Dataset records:
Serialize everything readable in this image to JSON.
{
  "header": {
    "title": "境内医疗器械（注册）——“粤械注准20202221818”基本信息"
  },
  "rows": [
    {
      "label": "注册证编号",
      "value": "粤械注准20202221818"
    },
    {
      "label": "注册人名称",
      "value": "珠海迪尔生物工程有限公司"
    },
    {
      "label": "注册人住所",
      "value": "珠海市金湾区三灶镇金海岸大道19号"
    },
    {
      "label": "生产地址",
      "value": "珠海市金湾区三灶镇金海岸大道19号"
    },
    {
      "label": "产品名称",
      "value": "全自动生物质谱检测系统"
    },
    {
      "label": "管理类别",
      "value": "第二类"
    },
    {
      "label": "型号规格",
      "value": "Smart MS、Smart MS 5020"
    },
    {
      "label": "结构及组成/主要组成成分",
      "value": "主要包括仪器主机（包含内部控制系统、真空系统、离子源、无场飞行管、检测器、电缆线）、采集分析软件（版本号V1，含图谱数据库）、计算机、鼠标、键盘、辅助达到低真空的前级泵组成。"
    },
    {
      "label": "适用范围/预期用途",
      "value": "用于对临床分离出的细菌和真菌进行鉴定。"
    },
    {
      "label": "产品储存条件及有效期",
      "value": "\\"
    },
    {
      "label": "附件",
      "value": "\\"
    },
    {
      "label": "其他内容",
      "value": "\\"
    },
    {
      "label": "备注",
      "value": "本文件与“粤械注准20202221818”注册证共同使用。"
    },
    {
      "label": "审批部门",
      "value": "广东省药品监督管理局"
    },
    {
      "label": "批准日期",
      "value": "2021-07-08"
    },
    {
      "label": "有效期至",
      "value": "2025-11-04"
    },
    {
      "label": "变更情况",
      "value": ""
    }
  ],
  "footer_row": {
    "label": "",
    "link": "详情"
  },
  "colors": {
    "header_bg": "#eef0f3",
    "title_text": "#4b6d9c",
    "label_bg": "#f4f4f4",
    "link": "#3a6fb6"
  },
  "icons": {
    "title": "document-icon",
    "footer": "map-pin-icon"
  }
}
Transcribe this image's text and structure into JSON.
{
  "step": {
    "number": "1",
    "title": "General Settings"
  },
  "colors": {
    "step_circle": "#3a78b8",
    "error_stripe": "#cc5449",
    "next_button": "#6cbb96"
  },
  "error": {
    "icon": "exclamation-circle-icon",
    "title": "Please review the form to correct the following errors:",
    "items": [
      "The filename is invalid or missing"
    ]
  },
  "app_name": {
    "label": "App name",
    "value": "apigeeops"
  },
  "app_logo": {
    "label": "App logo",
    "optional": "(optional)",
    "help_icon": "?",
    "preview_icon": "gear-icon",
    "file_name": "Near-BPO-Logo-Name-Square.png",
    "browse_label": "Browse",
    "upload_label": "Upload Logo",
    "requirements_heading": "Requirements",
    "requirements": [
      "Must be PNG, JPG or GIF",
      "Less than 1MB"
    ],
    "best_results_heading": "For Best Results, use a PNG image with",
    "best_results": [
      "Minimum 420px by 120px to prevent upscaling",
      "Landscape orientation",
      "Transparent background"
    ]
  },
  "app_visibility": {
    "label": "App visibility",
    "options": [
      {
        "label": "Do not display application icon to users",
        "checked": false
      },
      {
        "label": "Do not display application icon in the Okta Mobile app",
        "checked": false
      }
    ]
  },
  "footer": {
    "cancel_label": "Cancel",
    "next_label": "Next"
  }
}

Stated problem: Restate each record exactly as written.

Solution:
Serialize everything readable in this image to JSON.
{
  "header": {
    "title": "境内医疗器械（注册）——“粤械注准20202221818”基本信息"
  },
  "rows": [
    {
      "label": "注册证编号",
      "value": "粤械注准20202221818"
    },
    {
      "label": "注册人名称",
      "value": "珠海迪尔生物工程有限公司"
    },
    {
      "label": "注册人住所",
      "value": "珠海市金湾区三灶镇金海岸大道19号"
    },
    {
      "label": "生产地址",
      "value": "珠海市金湾区三灶镇金海岸大道19号"
    },
    {
      "label": "产品名称",
      "value": "全自动生物质谱检测系统"
    },
    {
      "label": "管理类别",
      "value": "第二类"
    },
    {
      "label": "型号规格",
      "value": "Smart MS、Smart MS 5020"
    },
    {
      "label": "结构及组成/主要组成成分",
      "value": "主要包括仪器主机（包含内部控制系统、真空系统、离子源、无场飞行管、检测器、电缆线）、采集分析软件（版本号V1，含图谱数据库）、计算机、鼠标、键盘、辅助达到低真空的前级泵组成。"
    },
    {
      "label": "适用范围/预期用途",
      "value": "用于对临床分离出的细菌和真菌进行鉴定。"
    },
    {
      "label": "产品储存条件及有效期",
      "value": "\\"
    },
    {
      "label": "附件",
      "value": "\\"
    },
    {
      "label": "其他内容",
      "value": "\\"
    },
    {
      "label": "备注",
      "value": "本文件与“粤械注准20202221818”注册证共同使用。"
    },
    {
      "label": "审批部门",
      "value": "广东省药品监督管理局"
    },
    {
      "label": "批准日期",
      "value": "2021-07-08"
    },
    {
      "label": "有效期至",
      "value": "2025-11-04"
    },
    {
      "label": "变更情况",
      "value": ""
    }
  ],
  "footer_row": {
    "label": "",
    "link": "详情"
  },
  "colors": {
    "header_bg": "#eef0f3",
    "title_text": "#4b6d9c",
    "label_bg": "#f4f4f4",
    "link": "#3a6fb6"
  },
  "icons": {
    "title": "document-icon",
    "footer": "map-pin-icon"
  }
}
Transcribe this image's text and structure into JSON.
{
  "step": {
    "number": "1",
    "title": "General Settings"
  },
  "colors": {
    "step_circle": "#3a78b8",
    "error_stripe": "#cc5449",
    "next_button": "#6cbb96"
  },
  "error": {
    "icon": "exclamation-circle-icon",
    "title": "Please review the form to correct the following errors:",
    "items": [
      "The filename is invalid or missing"
    ]
  },
  "app_name": {
    "label": "App name",
    "value": "apigeeops"
  },
  "app_logo": {
    "label": "App logo",
    "optional": "(optional)",
    "help_icon": "?",
    "preview_icon": "gear-icon",
    "file_name": "Near-BPO-Logo-Name-Square.png",
    "browse_label": "Browse",
    "upload_label": "Upload Logo",
    "requirements_heading": "Requirements",
    "requirements": [
      "Must be PNG, JPG or GIF",
      "Less than 1MB"
    ],
    "best_results_heading": "For Best Results, use a PNG image with",
    "best_results": [
      "Minimum 420px by 120px to prevent upscaling",
      "Landscape orientation",
      "Transparent background"
    ]
  },
  "app_visibility": {
    "label": "App visibility",
    "options": [
      {
        "label": "Do not display application icon to users",
        "checked": false
      },
      {
        "label": "Do not display application icon in the Okta Mobile app",
        "checked": false
      }
    ]
  },
  "footer": {
    "cancel_label": "Cancel",
    "next_label": "Next"
  }
}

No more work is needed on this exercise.